::: Material for the task
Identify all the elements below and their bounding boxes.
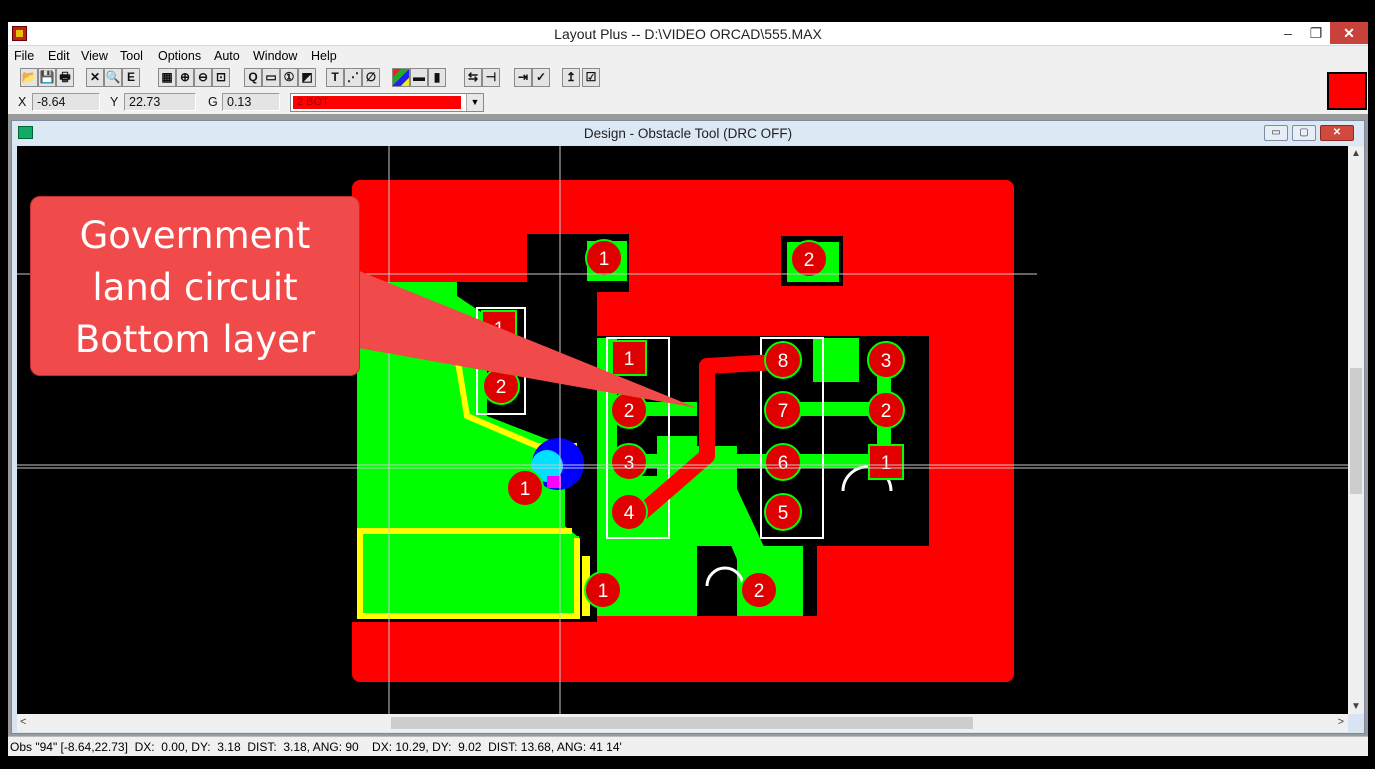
- bom-icon[interactable]: ☑: [582, 68, 600, 87]
- pad-label: 3: [881, 351, 892, 372]
- y-label: Y: [110, 95, 119, 109]
- menu-edit[interactable]: Edit: [48, 49, 70, 63]
- pad-label: 7: [778, 401, 789, 422]
- pad-label: 5: [778, 503, 789, 524]
- pin-icon[interactable]: ①: [280, 68, 298, 87]
- layer-select-value: 2 BOT: [293, 96, 461, 109]
- horizontal-scrollbar[interactable]: < >: [17, 714, 1348, 732]
- close-button[interactable]: ✕: [1330, 22, 1368, 44]
- design-maximize-button[interactable]: ▢: [1292, 125, 1316, 141]
- scroll-up-icon[interactable]: ▲: [1348, 148, 1364, 159]
- pad-label: 2: [754, 581, 765, 602]
- open-icon[interactable]: 📂: [20, 68, 38, 87]
- coordinate-bar: X -8.64 Y 22.73 G 0.13 2 BOT ▼: [8, 90, 1368, 114]
- design-window-title-bar: Design - Obstacle Tool (DRC OFF) ▭ ▢ ✕: [12, 121, 1364, 145]
- pad-label: 2: [624, 401, 635, 422]
- menu-tool[interactable]: Tool: [120, 49, 143, 63]
- pcb-canvas[interactable]: 121218327236114512 Government land circu…: [17, 146, 1348, 714]
- trace: [617, 454, 889, 468]
- grid-label: G: [208, 95, 218, 109]
- color-icon[interactable]: [392, 68, 410, 87]
- pad-label: 2: [881, 401, 892, 422]
- callout-line-3: Bottom layer: [74, 318, 316, 361]
- design-window-title: Design - Obstacle Tool (DRC OFF): [583, 126, 793, 141]
- callout-line-2: land circuit: [92, 266, 298, 309]
- pad-label: 8: [778, 351, 789, 372]
- pad-label: 2: [496, 377, 507, 398]
- obstacle-icon[interactable]: ◩: [298, 68, 316, 87]
- pad-label: 1: [624, 349, 635, 370]
- pad-label: 3: [624, 453, 635, 474]
- callout-text: Government land circuit Bottom layer: [30, 210, 360, 366]
- current-layer-color-swatch[interactable]: [1327, 72, 1367, 110]
- pad-label: 1: [599, 249, 610, 270]
- menu-help[interactable]: Help: [311, 49, 337, 63]
- component-icon[interactable]: ▭: [262, 68, 280, 87]
- pad-label: 4: [624, 503, 635, 524]
- design-close-button[interactable]: ✕: [1320, 125, 1354, 141]
- mdi-workspace: Design - Obstacle Tool (DRC OFF) ▭ ▢ ✕ 1…: [8, 114, 1368, 736]
- drc-icon[interactable]: ▬: [410, 68, 428, 87]
- design-minimize-button[interactable]: ▭: [1264, 125, 1288, 141]
- vertical-scrollbar[interactable]: ▲ ▼: [1348, 146, 1364, 714]
- toolbar: 📂 💾 🖶 ✕ 🔍 E ▦ ⊕ ⊖ ⊡ Q ▭ ① ◩ T ⋰ ∅ ▬ ▮ ⇆ ⊣ ⇥ ✓ ↥ ☑: [8, 66, 1368, 90]
- title-bar: Layout Plus -- D:\VIDEO ORCAD\555.MAX – …: [8, 22, 1368, 46]
- edit-icon[interactable]: E: [122, 68, 140, 87]
- x-coordinate-field: -8.64: [32, 93, 100, 111]
- scroll-down-icon[interactable]: ▼: [1348, 701, 1364, 712]
- menu-auto[interactable]: Auto: [214, 49, 240, 63]
- pad-label: 1: [598, 581, 609, 602]
- menu-file[interactable]: File: [14, 49, 34, 63]
- zoom-in-icon[interactable]: ⊕: [176, 68, 194, 87]
- scroll-right-icon[interactable]: >: [1338, 716, 1344, 728]
- spreadsheet-icon[interactable]: ▦: [158, 68, 176, 87]
- reconnect-icon[interactable]: ▮: [428, 68, 446, 87]
- vertical-scroll-thumb[interactable]: [1350, 368, 1362, 494]
- layout-plus-app: Layout Plus -- D:\VIDEO ORCAD\555.MAX – …: [0, 0, 1375, 769]
- grid-field: 0.13: [222, 93, 280, 111]
- find-icon[interactable]: 🔍: [104, 68, 122, 87]
- scroll-left-icon[interactable]: <: [20, 716, 26, 728]
- y-coordinate-field: 22.73: [124, 93, 196, 111]
- text-icon[interactable]: T: [326, 68, 344, 87]
- status-text: Obs "94" [-8.64,22.73] DX: 0.00, DY: 3.1…: [10, 740, 622, 754]
- x-label: X: [18, 95, 27, 109]
- print-icon[interactable]: 🖶: [56, 68, 74, 87]
- via: [547, 476, 561, 488]
- delete-icon[interactable]: ✕: [86, 68, 104, 87]
- chevron-down-icon[interactable]: ▼: [466, 94, 483, 111]
- callout-line-1: Government: [79, 214, 311, 257]
- horizontal-scroll-thumb[interactable]: [391, 717, 973, 729]
- status-bar: Obs "94" [-8.64,22.73] DX: 0.00, DY: 3.1…: [8, 736, 1368, 756]
- save-icon[interactable]: 💾: [38, 68, 56, 87]
- autoroute-icon[interactable]: ⇥: [514, 68, 532, 87]
- menu-options[interactable]: Options: [158, 49, 201, 63]
- zoom-out-icon[interactable]: ⊖: [194, 68, 212, 87]
- refresh-icon[interactable]: ⇆: [464, 68, 482, 87]
- menu-window[interactable]: Window: [253, 49, 297, 63]
- menu-bar: File Edit View Tool Options Auto Window …: [8, 46, 1368, 66]
- layer-select[interactable]: 2 BOT ▼: [290, 93, 484, 112]
- clean-design-icon[interactable]: ✓: [532, 68, 550, 87]
- copper-area: [357, 536, 579, 618]
- online-drc-icon[interactable]: ⊣: [482, 68, 500, 87]
- pad-label: 1: [881, 453, 892, 474]
- connection-icon[interactable]: ⋰: [344, 68, 362, 87]
- design-window: Design - Obstacle Tool (DRC OFF) ▭ ▢ ✕ 1…: [11, 120, 1365, 734]
- pad-label: 1: [520, 479, 531, 500]
- pad-label: 2: [804, 250, 815, 271]
- post-process-icon[interactable]: ↥: [562, 68, 580, 87]
- menu-view[interactable]: View: [81, 49, 108, 63]
- footprint-region: [827, 502, 929, 506]
- window-title: Layout Plus -- D:\VIDEO ORCAD\555.MAX: [554, 26, 822, 42]
- restore-button[interactable]: ❐: [1298, 22, 1334, 44]
- zoom-all-icon[interactable]: ⊡: [212, 68, 230, 87]
- query-icon[interactable]: Q: [244, 68, 262, 87]
- annotation-callout: Government land circuit Bottom layer: [30, 196, 360, 376]
- error-icon[interactable]: ∅: [362, 68, 380, 87]
- copper-area: [813, 338, 859, 382]
- pad-label: 6: [778, 453, 789, 474]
::::::
Can you lay out every line of the entries above as a Markdown table with two columns, Row (the line's number) and Text (the line itself), skipping blank lines and leaving the pictures out?

| Row | Text |
|---|---|
| 1 | Identify all the elements below and their bounding boxes. |
| 2 | - bom-icon[interactable]: ☑: [582, 68, 600, 87] |
| 3 | - pad-label: 3: [881, 351, 892, 372] |
| 4 | - y-label: Y: [110, 95, 119, 109] |
| 5 | - menu-edit[interactable]: Edit: [48, 49, 70, 63] |
| 6 | - pad-label: 7: [778, 401, 789, 422] |
| 7 | - pad-label: 5: [778, 503, 789, 524] |
| 8 | - pin-icon[interactable]: ①: [280, 68, 298, 87] |
| 9 | - layer-select-value: 2 BOT: [293, 96, 461, 109] |
| 10 | - horizontal-scrollbar[interactable]: < >: [17, 714, 1348, 732] |
| 11 | - close-button[interactable]: ✕: [1330, 22, 1368, 44] |
| 12 | - design-maximize-button[interactable]: ▢: [1292, 125, 1316, 141] |
| 13 | - scroll-up-icon[interactable]: ▲: [1348, 148, 1364, 159] |
| 14 | - pad-label: 2: [754, 581, 765, 602] |
| 15 | - open-icon[interactable]: 📂: [20, 68, 38, 87] |
| 16 | - coordinate-bar: X -8.64 Y 22.73 G 0.13 2 BOT ▼: [8, 90, 1368, 114] |
| 17 | - design-window-title-bar: Design - Obstacle Tool (DRC OFF) ▭ ▢ ✕: [12, 121, 1364, 145] |
| 18 | - pad-label: 2: [624, 401, 635, 422] |
| 19 | - menu-tool[interactable]: Tool: [120, 49, 143, 63] |
| 20 | - pcb-canvas[interactable]: 121218327236114512 Government land circu…: [17, 146, 1348, 714] |
| 21 | - trace: [617, 454, 889, 468] |
| 22 | - grid-label: G: [208, 95, 218, 109] |
| 23 | - color-icon[interactable]: [392, 68, 410, 87] |
| 24 | - pad-label: 2: [881, 401, 892, 422] |
| 25 | - callout-line-3: Bottom layer: [74, 318, 316, 361] |
| 26 | - design-window-title: Design - Obstacle Tool (DRC OFF): [583, 126, 793, 141] |
| 27 | - callout-line-2: land circuit: [92, 266, 298, 309] |
| 28 | - pad-label: 8: [778, 351, 789, 372] |
| 29 | - pad-label: 2: [496, 377, 507, 398] |
| 30 | - obstacle-icon[interactable]: ◩: [298, 68, 316, 87] |
| 31 | - pad-label: 1: [624, 349, 635, 370] |
| 32 | - pad-label: 3: [624, 453, 635, 474] |
| 33 | - callout-text: Government land circuit Bottom layer: [30, 210, 360, 366] |
| 34 | - current-layer-color-swatch[interactable]: [1327, 72, 1367, 110] |
| 35 | - pad-label: 1: [599, 249, 610, 270] |
| 36 | - menu-help[interactable]: Help: [311, 49, 337, 63] |
| 37 | - component-icon[interactable]: ▭: [262, 68, 280, 87] |
| 38 | - pad-label: 4: [624, 503, 635, 524] |
| 39 | - design-close-button[interactable]: ✕: [1320, 125, 1354, 141] |
| 40 | - mdi-workspace: Design - Obstacle Tool (DRC OFF) ▭ ▢ ✕ 1…: [8, 114, 1368, 736] |
| 41 | - drc-icon[interactable]: ▬: [410, 68, 428, 87] |
| 42 | - design-minimize-button[interactable]: ▭: [1264, 125, 1288, 141] |
| 43 | - vertical-scrollbar[interactable]: ▲ ▼: [1348, 146, 1364, 714] |
| 44 | - toolbar: 📂 💾 🖶 ✕ 🔍 E ▦ ⊕ ⊖ ⊡ Q ▭ ① ◩ T ⋰ ∅ ▬ ▮ ⇆ ⊣ ⇥ ✓ ↥ ☑: [8, 66, 1368, 90] |
| 45 | - title-bar: Layout Plus -- D:\VIDEO ORCAD\555.MAX – …: [8, 22, 1368, 46] |
| 46 | - edit-icon[interactable]: E: [122, 68, 140, 87] |
| 47 | - x-coordinate-field: -8.64: [32, 93, 100, 111] |
| 48 | - scroll-down-icon[interactable]: ▼: [1348, 701, 1364, 712] |
| 49 | - menu-auto[interactable]: Auto: [214, 49, 240, 63] |
| 50 | - pad-label: 1: [598, 581, 609, 602] |
| 51 | - menu-file[interactable]: File: [14, 49, 34, 63] |
| 52 | - zoom-in-icon[interactable]: ⊕: [176, 68, 194, 87] |
| 53 | - scroll-right-icon[interactable]: >: [1338, 716, 1344, 728] |
| 54 | - spreadsheet-icon[interactable]: ▦: [158, 68, 176, 87] |
| 55 | - reconnect-icon[interactable]: ▮: [428, 68, 446, 87] |
| 56 | - vertical-scroll-thumb[interactable]: [1350, 368, 1362, 494] |
| 57 | - layout-plus-app: Layout Plus -- D:\VIDEO ORCAD\555.MAX – …: [0, 0, 1375, 769] |
| 58 | - grid-field: 0.13: [222, 93, 280, 111] |
| 59 | - find-icon[interactable]: 🔍: [104, 68, 122, 87] |
| 60 | - scroll-left-icon[interactable]: <: [20, 716, 26, 728] |
| 61 | - y-coordinate-field: 22.73: [124, 93, 196, 111] |
| 62 | - text-icon[interactable]: T: [326, 68, 344, 87] |
| 63 | - status-text: Obs "94" [-8.64,22.73] DX: 0.00, DY: 3.1…: [10, 740, 622, 754] |
| 64 | - x-label: X: [18, 95, 27, 109] |
| 65 | - print-icon[interactable]: 🖶: [56, 68, 74, 87] |
| 66 | - via: [547, 476, 561, 488] |
| 67 | - delete-icon[interactable]: ✕: [86, 68, 104, 87] |
| 68 | - chevron-down-icon[interactable]: ▼: [466, 94, 483, 111] |
| 69 | - callout-line-1: Government: [79, 214, 311, 257] |
| 70 | - horizontal-scroll-thumb[interactable]: [391, 717, 973, 729] |
| 71 | - status-bar: Obs "94" [-8.64,22.73] DX: 0.00, DY: 3.1…: [8, 736, 1368, 756] |
| 72 | - save-icon[interactable]: 💾: [38, 68, 56, 87] |
| 73 | - autoroute-icon[interactable]: ⇥: [514, 68, 532, 87] |
| 74 | - menu-options[interactable]: Options: [158, 49, 201, 63] |
| 75 | - zoom-out-icon[interactable]: ⊖: [194, 68, 212, 87] |
| 76 | - refresh-icon[interactable]: ⇆: [464, 68, 482, 87] |
| 77 | - menu-window[interactable]: Window: [253, 49, 297, 63] |
| 78 | - menu-bar: File Edit View Tool Options Auto Window …: [8, 46, 1368, 66] |
| 79 | - layer-select[interactable]: 2 BOT ▼: [290, 93, 484, 112] |
| 80 | - clean-design-icon[interactable]: ✓: [532, 68, 550, 87] |
| 81 | - copper-area: [357, 536, 579, 618] |
| 82 | - online-drc-icon[interactable]: ⊣: [482, 68, 500, 87] |
| 83 | - pad-label: 1: [881, 453, 892, 474] |
| 84 | - connection-icon[interactable]: ⋰: [344, 68, 362, 87] |
| 85 | - design-window: Design - Obstacle Tool (DRC OFF) ▭ ▢ ✕ 1…: [11, 120, 1365, 734] |
| 86 | - pad-label: 1: [520, 479, 531, 500] |
| 87 | - pad-label: 2: [804, 250, 815, 271] |
| 88 | - post-process-icon[interactable]: ↥: [562, 68, 580, 87] |
| 89 | - menu-view[interactable]: View: [81, 49, 108, 63] |
| 90 | - footprint-region: [827, 502, 929, 506] |
| 91 | - window-title: Layout Plus -- D:\VIDEO ORCAD\555.MAX: [554, 26, 822, 42] |
| 92 | - restore-button[interactable]: ❐: [1298, 22, 1334, 44] |
| 93 | - zoom-all-icon[interactable]: ⊡: [212, 68, 230, 87] |
| 94 | - query-icon[interactable]: Q: [244, 68, 262, 87] |
| 95 | - annotation-callout: Government land circuit Bottom layer: [30, 196, 360, 376] |
| 96 | - error-icon[interactable]: ∅: [362, 68, 380, 87] |
| 97 | - copper-area: [813, 338, 859, 382] |
| 98 | - pad-label: 6: [778, 453, 789, 474] |